Your task is to restate the data word for word.

• _Supplied material_:
----------------
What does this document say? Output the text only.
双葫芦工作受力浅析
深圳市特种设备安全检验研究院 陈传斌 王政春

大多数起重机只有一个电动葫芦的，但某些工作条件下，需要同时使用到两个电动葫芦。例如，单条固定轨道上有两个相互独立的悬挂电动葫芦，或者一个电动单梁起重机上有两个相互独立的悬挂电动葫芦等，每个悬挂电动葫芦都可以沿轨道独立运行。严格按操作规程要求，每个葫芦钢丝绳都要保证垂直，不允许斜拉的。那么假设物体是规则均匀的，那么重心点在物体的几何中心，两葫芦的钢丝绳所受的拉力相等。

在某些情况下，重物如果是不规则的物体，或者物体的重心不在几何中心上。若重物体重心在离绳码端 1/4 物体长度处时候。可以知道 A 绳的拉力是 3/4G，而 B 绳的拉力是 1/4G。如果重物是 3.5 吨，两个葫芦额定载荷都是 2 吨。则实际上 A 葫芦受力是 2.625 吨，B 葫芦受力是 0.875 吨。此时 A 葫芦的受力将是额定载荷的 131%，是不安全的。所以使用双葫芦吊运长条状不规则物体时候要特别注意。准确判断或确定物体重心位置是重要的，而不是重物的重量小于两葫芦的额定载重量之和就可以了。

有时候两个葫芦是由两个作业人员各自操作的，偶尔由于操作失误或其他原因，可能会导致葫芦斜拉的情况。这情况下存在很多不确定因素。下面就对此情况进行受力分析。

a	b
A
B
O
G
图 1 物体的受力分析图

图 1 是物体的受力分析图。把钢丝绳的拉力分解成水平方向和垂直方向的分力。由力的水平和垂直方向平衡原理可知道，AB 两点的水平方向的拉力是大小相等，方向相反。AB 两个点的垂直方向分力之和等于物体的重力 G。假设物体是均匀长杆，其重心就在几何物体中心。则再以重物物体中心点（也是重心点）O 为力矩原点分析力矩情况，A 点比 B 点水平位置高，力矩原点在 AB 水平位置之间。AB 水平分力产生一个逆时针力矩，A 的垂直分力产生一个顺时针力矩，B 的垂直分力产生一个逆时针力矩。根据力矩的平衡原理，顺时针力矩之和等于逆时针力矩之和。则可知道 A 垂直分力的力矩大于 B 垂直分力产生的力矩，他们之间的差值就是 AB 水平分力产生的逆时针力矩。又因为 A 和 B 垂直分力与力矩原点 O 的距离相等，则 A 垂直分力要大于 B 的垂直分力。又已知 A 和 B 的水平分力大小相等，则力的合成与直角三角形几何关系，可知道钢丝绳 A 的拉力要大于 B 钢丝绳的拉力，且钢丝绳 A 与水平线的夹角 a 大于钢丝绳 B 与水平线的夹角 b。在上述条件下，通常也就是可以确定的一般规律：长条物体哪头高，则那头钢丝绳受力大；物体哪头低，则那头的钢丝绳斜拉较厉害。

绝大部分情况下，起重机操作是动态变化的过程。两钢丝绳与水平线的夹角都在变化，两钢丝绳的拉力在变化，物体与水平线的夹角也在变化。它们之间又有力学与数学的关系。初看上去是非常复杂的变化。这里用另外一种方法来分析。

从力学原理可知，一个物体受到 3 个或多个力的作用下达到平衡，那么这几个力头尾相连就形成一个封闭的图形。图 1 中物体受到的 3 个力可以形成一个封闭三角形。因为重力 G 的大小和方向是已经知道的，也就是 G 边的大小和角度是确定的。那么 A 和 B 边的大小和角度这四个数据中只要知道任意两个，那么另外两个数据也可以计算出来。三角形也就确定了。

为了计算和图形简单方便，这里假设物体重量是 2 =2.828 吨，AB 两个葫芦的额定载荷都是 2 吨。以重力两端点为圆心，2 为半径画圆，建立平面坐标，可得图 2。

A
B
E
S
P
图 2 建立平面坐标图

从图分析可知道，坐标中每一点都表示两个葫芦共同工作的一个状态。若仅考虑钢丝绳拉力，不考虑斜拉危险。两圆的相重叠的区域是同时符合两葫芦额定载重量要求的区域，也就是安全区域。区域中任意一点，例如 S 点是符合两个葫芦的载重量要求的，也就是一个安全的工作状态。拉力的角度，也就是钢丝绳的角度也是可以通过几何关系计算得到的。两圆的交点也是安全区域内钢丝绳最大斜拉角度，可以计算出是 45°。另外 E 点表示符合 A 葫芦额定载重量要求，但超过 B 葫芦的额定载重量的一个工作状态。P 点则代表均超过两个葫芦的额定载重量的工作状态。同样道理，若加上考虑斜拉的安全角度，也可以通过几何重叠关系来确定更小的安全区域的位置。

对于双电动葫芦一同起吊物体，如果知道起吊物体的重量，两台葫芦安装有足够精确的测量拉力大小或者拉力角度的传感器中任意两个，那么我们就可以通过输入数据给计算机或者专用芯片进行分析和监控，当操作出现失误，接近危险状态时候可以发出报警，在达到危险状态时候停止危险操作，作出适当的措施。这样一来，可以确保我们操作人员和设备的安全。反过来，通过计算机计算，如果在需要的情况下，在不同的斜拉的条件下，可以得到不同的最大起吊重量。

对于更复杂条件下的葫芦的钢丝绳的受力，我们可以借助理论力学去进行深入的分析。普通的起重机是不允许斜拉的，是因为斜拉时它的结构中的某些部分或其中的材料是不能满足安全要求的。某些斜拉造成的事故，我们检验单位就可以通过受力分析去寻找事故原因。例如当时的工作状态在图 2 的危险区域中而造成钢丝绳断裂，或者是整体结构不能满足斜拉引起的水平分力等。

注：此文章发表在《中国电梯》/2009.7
----------------
• _Final answer_:
What does this document say? Output the text only.
双葫芦工作受力浅析
深圳市特种设备安全检验研究院 陈传斌 王政春

大多数起重机只有一个电动葫芦的，但某些工作条件下，需要同时使用到两个电动葫芦。例如，单条固定轨道上有两个相互独立的悬挂电动葫芦，或者一个电动单梁起重机上有两个相互独立的悬挂电动葫芦等，每个悬挂电动葫芦都可以沿轨道独立运行。严格按操作规程要求，每个葫芦钢丝绳都要保证垂直，不允许斜拉的。那么假设物体是规则均匀的，那么重心点在物体的几何中心，两葫芦的钢丝绳所受的拉力相等。

在某些情况下，重物如果是不规则的物体，或者物体的重心不在几何中心上。若重物体重心在离绳码端 1/4 物体长度处时候。可以知道 A 绳的拉力是 3/4G，而 B 绳的拉力是 1/4G。如果重物是 3.5 吨，两个葫芦额定载荷都是 2 吨。则实际上 A 葫芦受力是 2.625 吨，B 葫芦受力是 0.875 吨。此时 A 葫芦的受力将是额定载荷的 131%，是不安全的。所以使用双葫芦吊运长条状不规则物体时候要特别注意。准确判断或确定物体重心位置是重要的，而不是重物的重量小于两葫芦的额定载重量之和就可以了。

有时候两个葫芦是由两个作业人员各自操作的，偶尔由于操作失误或其他原因，可能会导致葫芦斜拉的情况。这情况下存在很多不确定因素。下面就对此情况进行受力分析。

a	b
A
B
O
G
图 1 物体的受力分析图

图 1 是物体的受力分析图。把钢丝绳的拉力分解成水平方向和垂直方向的分力。由力的水平和垂直方向平衡原理可知道，AB 两点的水平方向的拉力是大小相等，方向相反。AB 两个点的垂直方向分力之和等于物体的重力 G。假设物体是均匀长杆，其重心就在几何物体中心。则再以重物物体中心点（也是重心点）O 为力矩原点分析力矩情况，A 点比 B 点水平位置高，力矩原点在 AB 水平位置之间。AB 水平分力产生一个逆时针力矩，A 的垂直分力产生一个顺时针力矩，B 的垂直分力产生一个逆时针力矩。根据力矩的平衡原理，顺时针力矩之和等于逆时针力矩之和。则可知道 A 垂直分力的力矩大于 B 垂直分力产生的力矩，他们之间的差值就是 AB 水平分力产生的逆时针力矩。又因为 A 和 B 垂直分力与力矩原点 O 的距离相等，则 A 垂直分力要大于 B 的垂直分力。又已知 A 和 B 的水平分力大小相等，则力的合成与直角三角形几何关系，可知道钢丝绳 A 的拉力要大于 B 钢丝绳的拉力，且钢丝绳 A 与水平线的夹角 a 大于钢丝绳 B 与水平线的夹角 b。在上述条件下，通常也就是可以确定的一般规律：长条物体哪头高，则那头钢丝绳受力大；物体哪头低，则那头的钢丝绳斜拉较厉害。

绝大部分情况下，起重机操作是动态变化的过程。两钢丝绳与水平线的夹角都在变化，两钢丝绳的拉力在变化，物体与水平线的夹角也在变化。它们之间又有力学与数学的关系。初看上去是非常复杂的变化。这里用另外一种方法来分析。

从力学原理可知，一个物体受到 3 个或多个力的作用下达到平衡，那么这几个力头尾相连就形成一个封闭的图形。图 1 中物体受到的 3 个力可以形成一个封闭三角形。因为重力 G 的大小和方向是已经知道的，也就是 G 边的大小和角度是确定的。那么 A 和 B 边的大小和角度这四个数据中只要知道任意两个，那么另外两个数据也可以计算出来。三角形也就确定了。

为了计算和图形简单方便，这里假设物体重量是 2 =2.828 吨，AB 两个葫芦的额定载荷都是 2 吨。以重力两端点为圆心，2 为半径画圆，建立平面坐标，可得图 2。

A
B
E
S
P
图 2 建立平面坐标图

从图分析可知道，坐标中每一点都表示两个葫芦共同工作的一个状态。若仅考虑钢丝绳拉力，不考虑斜拉危险。两圆的相重叠的区域是同时符合两葫芦额定载重量要求的区域，也就是安全区域。区域中任意一点，例如 S 点是符合两个葫芦的载重量要求的，也就是一个安全的工作状态。拉力的角度，也就是钢丝绳的角度也是可以通过几何关系计算得到的。两圆的交点也是安全区域内钢丝绳最大斜拉角度，可以计算出是 45°。另外 E 点表示符合 A 葫芦额定载重量要求，但超过 B 葫芦的额定载重量的一个工作状态。P 点则代表均超过两个葫芦的额定载重量的工作状态。同样道理，若加上考虑斜拉的安全角度，也可以通过几何重叠关系来确定更小的安全区域的位置。

对于双电动葫芦一同起吊物体，如果知道起吊物体的重量，两台葫芦安装有足够精确的测量拉力大小或者拉力角度的传感器中任意两个，那么我们就可以通过输入数据给计算机或者专用芯片进行分析和监控，当操作出现失误，接近危险状态时候可以发出报警，在达到危险状态时候停止危险操作，作出适当的措施。这样一来，可以确保我们操作人员和设备的安全。反过来，通过计算机计算，如果在需要的情况下，在不同的斜拉的条件下，可以得到不同的最大起吊重量。

对于更复杂条件下的葫芦的钢丝绳的受力，我们可以借助理论力学去进行深入的分析。普通的起重机是不允许斜拉的，是因为斜拉时它的结构中的某些部分或其中的材料是不能满足安全要求的。某些斜拉造成的事故，我们检验单位就可以通过受力分析去寻找事故原因。例如当时的工作状态在图 2 的危险区域中而造成钢丝绳断裂，或者是整体结构不能满足斜拉引起的水平分力等。

注：此文章发表在《中国电梯》/2009.7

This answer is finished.